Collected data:
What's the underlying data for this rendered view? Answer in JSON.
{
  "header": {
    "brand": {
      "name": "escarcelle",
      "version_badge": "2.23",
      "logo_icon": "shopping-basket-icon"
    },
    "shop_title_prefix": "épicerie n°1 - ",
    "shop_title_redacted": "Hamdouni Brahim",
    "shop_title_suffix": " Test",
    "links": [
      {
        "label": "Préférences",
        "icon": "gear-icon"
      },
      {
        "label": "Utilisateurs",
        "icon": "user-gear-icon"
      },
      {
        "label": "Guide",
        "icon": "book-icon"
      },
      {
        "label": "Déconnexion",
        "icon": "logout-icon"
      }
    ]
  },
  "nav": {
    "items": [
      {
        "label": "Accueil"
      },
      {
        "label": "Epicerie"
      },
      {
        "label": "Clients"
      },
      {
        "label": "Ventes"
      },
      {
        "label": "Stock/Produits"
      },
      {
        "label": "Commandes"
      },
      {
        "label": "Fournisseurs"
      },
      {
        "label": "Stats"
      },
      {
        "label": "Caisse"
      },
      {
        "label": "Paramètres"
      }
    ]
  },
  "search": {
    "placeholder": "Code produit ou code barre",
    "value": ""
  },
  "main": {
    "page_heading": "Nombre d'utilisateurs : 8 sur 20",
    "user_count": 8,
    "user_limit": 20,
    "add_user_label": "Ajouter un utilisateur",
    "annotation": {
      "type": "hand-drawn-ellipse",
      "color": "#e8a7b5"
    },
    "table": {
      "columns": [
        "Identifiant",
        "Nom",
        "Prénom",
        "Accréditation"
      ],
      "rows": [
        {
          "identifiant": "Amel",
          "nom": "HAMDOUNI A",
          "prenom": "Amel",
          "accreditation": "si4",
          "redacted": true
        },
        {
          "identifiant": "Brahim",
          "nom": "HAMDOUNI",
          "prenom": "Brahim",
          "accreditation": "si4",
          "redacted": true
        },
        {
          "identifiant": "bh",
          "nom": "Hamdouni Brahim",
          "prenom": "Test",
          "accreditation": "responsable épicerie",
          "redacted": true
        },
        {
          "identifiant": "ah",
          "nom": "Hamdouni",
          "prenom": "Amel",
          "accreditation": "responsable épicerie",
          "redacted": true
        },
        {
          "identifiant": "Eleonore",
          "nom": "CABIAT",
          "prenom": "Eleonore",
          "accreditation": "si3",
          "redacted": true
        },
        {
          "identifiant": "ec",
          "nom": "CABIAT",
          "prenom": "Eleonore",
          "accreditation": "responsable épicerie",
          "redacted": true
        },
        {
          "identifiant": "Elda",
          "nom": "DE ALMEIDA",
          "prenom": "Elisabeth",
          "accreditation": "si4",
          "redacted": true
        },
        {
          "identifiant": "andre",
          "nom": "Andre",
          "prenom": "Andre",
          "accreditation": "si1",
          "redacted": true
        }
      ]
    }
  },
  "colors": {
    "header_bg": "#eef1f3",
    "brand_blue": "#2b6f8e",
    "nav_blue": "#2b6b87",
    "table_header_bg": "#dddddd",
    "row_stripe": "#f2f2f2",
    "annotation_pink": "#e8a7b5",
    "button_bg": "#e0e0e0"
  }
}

The problem =
Repeat every record, keeping each word and mark exactly as it is.

Output of the task =
What's the underlying data for this rendered view? Answer in JSON.
{
  "header": {
    "brand": {
      "name": "escarcelle",
      "version_badge": "2.23",
      "logo_icon": "shopping-basket-icon"
    },
    "shop_title_prefix": "épicerie n°1 - ",
    "shop_title_redacted": "Hamdouni Brahim",
    "shop_title_suffix": " Test",
    "links": [
      {
        "label": "Préférences",
        "icon": "gear-icon"
      },
      {
        "label": "Utilisateurs",
        "icon": "user-gear-icon"
      },
      {
        "label": "Guide",
        "icon": "book-icon"
      },
      {
        "label": "Déconnexion",
        "icon": "logout-icon"
      }
    ]
  },
  "nav": {
    "items": [
      {
        "label": "Accueil"
      },
      {
        "label": "Epicerie"
      },
      {
        "label": "Clients"
      },
      {
        "label": "Ventes"
      },
      {
        "label": "Stock/Produits"
      },
      {
        "label": "Commandes"
      },
      {
        "label": "Fournisseurs"
      },
      {
        "label": "Stats"
      },
      {
        "label": "Caisse"
      },
      {
        "label": "Paramètres"
      }
    ]
  },
  "search": {
    "placeholder": "Code produit ou code barre",
    "value": ""
  },
  "main": {
    "page_heading": "Nombre d'utilisateurs : 8 sur 20",
    "user_count": 8,
    "user_limit": 20,
    "add_user_label": "Ajouter un utilisateur",
    "annotation": {
      "type": "hand-drawn-ellipse",
      "color": "#e8a7b5"
    },
    "table": {
      "columns": [
        "Identifiant",
        "Nom",
        "Prénom",
        "Accréditation"
      ],
      "rows": [
        {
          "identifiant": "Amel",
          "nom": "HAMDOUNI A",
          "prenom": "Amel",
          "accreditation": "si4",
          "redacted": true
        },
        {
          "identifiant": "Brahim",
          "nom": "HAMDOUNI",
          "prenom": "Brahim",
          "accreditation": "si4",
          "redacted": true
        },
        {
          "identifiant": "bh",
          "nom": "Hamdouni Brahim",
          "prenom": "Test",
          "accreditation": "responsable épicerie",
          "redacted": true
        },
        {
          "identifiant": "ah",
          "nom": "Hamdouni",
          "prenom": "Amel",
          "accreditation": "responsable épicerie",
          "redacted": true
        },
        {
          "identifiant": "Eleonore",
          "nom": "CABIAT",
          "prenom": "Eleonore",
          "accreditation": "si3",
          "redacted": true
        },
        {
          "identifiant": "ec",
          "nom": "CABIAT",
          "prenom": "Eleonore",
          "accreditation": "responsable épicerie",
          "redacted": true
        },
        {
          "identifiant": "Elda",
          "nom": "DE ALMEIDA",
          "prenom": "Elisabeth",
          "accreditation": "si4",
          "redacted": true
        },
        {
          "identifiant": "andre",
          "nom": "Andre",
          "prenom": "Andre",
          "accreditation": "si1",
          "redacted": true
        }
      ]
    }
  },
  "colors": {
    "header_bg": "#eef1f3",
    "brand_blue": "#2b6f8e",
    "nav_blue": "#2b6b87",
    "table_header_bg": "#dddddd",
    "row_stripe": "#f2f2f2",
    "annotation_pink": "#e8a7b5",
    "button_bg": "#e0e0e0"
  }
}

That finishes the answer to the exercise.